Written task: The records below need retyping in full; give them again exactly.

Figure collection entries:
──────────
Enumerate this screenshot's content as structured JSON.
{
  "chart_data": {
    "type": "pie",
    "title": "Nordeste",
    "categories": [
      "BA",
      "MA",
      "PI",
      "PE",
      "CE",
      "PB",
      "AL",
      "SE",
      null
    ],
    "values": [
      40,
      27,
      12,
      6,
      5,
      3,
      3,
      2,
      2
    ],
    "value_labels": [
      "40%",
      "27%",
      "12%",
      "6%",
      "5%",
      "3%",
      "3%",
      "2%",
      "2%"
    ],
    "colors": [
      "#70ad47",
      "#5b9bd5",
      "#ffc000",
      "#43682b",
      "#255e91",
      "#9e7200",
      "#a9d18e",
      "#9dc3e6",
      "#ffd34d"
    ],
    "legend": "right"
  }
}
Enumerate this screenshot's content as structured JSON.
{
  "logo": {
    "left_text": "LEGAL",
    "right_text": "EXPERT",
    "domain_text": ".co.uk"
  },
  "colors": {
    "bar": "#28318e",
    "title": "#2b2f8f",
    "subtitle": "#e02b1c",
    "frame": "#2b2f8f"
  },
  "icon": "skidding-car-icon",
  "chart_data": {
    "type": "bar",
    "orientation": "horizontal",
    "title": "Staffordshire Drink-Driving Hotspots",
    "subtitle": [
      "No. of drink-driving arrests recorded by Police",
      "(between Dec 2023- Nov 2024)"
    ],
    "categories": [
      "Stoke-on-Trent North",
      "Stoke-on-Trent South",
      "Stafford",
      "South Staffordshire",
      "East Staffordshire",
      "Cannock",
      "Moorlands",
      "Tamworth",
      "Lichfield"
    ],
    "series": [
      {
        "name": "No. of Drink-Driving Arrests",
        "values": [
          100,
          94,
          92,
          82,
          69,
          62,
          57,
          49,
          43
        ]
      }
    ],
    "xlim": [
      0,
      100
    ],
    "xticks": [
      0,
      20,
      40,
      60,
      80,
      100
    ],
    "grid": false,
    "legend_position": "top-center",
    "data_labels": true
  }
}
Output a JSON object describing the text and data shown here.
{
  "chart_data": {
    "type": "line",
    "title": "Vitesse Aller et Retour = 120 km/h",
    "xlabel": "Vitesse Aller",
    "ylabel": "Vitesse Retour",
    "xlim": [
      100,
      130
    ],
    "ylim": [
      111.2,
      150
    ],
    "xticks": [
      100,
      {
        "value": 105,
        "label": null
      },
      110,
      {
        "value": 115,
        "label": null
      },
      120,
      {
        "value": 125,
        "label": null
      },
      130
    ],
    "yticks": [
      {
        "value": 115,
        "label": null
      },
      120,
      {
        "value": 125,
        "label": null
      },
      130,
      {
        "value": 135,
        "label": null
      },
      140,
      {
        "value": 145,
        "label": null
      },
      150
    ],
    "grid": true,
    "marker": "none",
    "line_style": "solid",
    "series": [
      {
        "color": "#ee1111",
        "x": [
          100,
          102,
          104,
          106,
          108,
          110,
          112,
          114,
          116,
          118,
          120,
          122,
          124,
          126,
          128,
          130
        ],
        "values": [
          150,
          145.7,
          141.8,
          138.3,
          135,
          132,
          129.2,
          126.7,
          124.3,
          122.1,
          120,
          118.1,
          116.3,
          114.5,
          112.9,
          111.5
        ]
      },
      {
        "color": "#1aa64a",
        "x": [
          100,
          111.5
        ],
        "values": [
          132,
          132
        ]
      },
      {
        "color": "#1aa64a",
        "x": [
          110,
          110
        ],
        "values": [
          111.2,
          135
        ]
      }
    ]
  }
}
──────────
Full response:
Enumerate this screenshot's content as structured JSON.
{
  "chart_data": {
    "type": "pie",
    "title": "Nordeste",
    "categories": [
      "BA",
      "MA",
      "PI",
      "PE",
      "CE",
      "PB",
      "AL",
      "SE",
      null
    ],
    "values": [
      40,
      27,
      12,
      6,
      5,
      3,
      3,
      2,
      2
    ],
    "value_labels": [
      "40%",
      "27%",
      "12%",
      "6%",
      "5%",
      "3%",
      "3%",
      "2%",
      "2%"
    ],
    "colors": [
      "#70ad47",
      "#5b9bd5",
      "#ffc000",
      "#43682b",
      "#255e91",
      "#9e7200",
      "#a9d18e",
      "#9dc3e6",
      "#ffd34d"
    ],
    "legend": "right"
  }
}
Enumerate this screenshot's content as structured JSON.
{
  "logo": {
    "left_text": "LEGAL",
    "right_text": "EXPERT",
    "domain_text": ".co.uk"
  },
  "colors": {
    "bar": "#28318e",
    "title": "#2b2f8f",
    "subtitle": "#e02b1c",
    "frame": "#2b2f8f"
  },
  "icon": "skidding-car-icon",
  "chart_data": {
    "type": "bar",
    "orientation": "horizontal",
    "title": "Staffordshire Drink-Driving Hotspots",
    "subtitle": [
      "No. of drink-driving arrests recorded by Police",
      "(between Dec 2023- Nov 2024)"
    ],
    "categories": [
      "Stoke-on-Trent North",
      "Stoke-on-Trent South",
      "Stafford",
      "South Staffordshire",
      "East Staffordshire",
      "Cannock",
      "Moorlands",
      "Tamworth",
      "Lichfield"
    ],
    "series": [
      {
        "name": "No. of Drink-Driving Arrests",
        "values": [
          100,
          94,
          92,
          82,
          69,
          62,
          57,
          49,
          43
        ]
      }
    ],
    "xlim": [
      0,
      100
    ],
    "xticks": [
      0,
      20,
      40,
      60,
      80,
      100
    ],
    "grid": false,
    "legend_position": "top-center",
    "data_labels": true
  }
}
Output a JSON object describing the text and data shown here.
{
  "chart_data": {
    "type": "line",
    "title": "Vitesse Aller et Retour = 120 km/h",
    "xlabel": "Vitesse Aller",
    "ylabel": "Vitesse Retour",
    "xlim": [
      100,
      130
    ],
    "ylim": [
      111.2,
      150
    ],
    "xticks": [
      100,
      {
        "value": 105,
        "label": null
      },
      110,
      {
        "value": 115,
        "label": null
      },
      120,
      {
        "value": 125,
        "label": null
      },
      130
    ],
    "yticks": [
      {
        "value": 115,
        "label": null
      },
      120,
      {
        "value": 125,
        "label": null
      },
      130,
      {
        "value": 135,
        "label": null
      },
      140,
      {
        "value": 145,
        "label": null
      },
      150
    ],
    "grid": true,
    "marker": "none",
    "line_style": "solid",
    "series": [
      {
        "color": "#ee1111",
        "x": [
          100,
          102,
          104,
          106,
          108,
          110,
          112,
          114,
          116,
          118,
          120,
          122,
          124,
          126,
          128,
          130
        ],
        "values": [
          150,
          145.7,
          141.8,
          138.3,
          135,
          132,
          129.2,
          126.7,
          124.3,
          122.1,
          120,
          118.1,
          116.3,
          114.5,
          112.9,
          111.5
        ]
      },
      {
        "color": "#1aa64a",
        "x": [
          100,
          111.5
        ],
        "values": [
          132,
          132
        ]
      },
      {
        "color": "#1aa64a",
        "x": [
          110,
          110
        ],
        "values": [
          111.2,
          135
        ]
      }
    ]
  }
}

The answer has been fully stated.